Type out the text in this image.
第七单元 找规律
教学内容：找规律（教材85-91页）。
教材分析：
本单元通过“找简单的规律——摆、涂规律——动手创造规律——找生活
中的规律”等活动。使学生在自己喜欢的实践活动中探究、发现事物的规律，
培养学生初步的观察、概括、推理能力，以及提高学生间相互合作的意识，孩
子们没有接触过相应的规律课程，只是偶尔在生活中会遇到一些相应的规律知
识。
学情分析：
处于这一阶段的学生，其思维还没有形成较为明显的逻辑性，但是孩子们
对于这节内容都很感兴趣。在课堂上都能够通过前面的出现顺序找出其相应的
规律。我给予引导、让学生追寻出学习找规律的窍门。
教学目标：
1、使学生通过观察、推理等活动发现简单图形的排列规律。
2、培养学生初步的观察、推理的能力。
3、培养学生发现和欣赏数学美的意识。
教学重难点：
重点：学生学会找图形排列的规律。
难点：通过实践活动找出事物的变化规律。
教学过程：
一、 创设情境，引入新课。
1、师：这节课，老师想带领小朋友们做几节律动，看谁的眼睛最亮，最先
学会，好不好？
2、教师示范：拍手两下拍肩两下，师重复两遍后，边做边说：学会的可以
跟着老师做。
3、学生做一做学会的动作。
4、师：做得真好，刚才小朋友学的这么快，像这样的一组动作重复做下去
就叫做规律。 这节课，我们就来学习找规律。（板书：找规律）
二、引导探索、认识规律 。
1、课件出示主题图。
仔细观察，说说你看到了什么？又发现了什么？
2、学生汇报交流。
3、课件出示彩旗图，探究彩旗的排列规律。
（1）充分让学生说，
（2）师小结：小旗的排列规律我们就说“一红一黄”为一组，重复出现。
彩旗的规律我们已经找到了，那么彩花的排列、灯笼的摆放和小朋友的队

• • • • • • •

> **TASK PROMPT**: Extract every line from the records above that contains the word "培养学生初步的观察".

> **TASK SOLUTION**:
培养学生初步的观察、概括、推理能力，以及提高学生间相互合作的意识，孩
2、培养学生初步的观察、推理的能力。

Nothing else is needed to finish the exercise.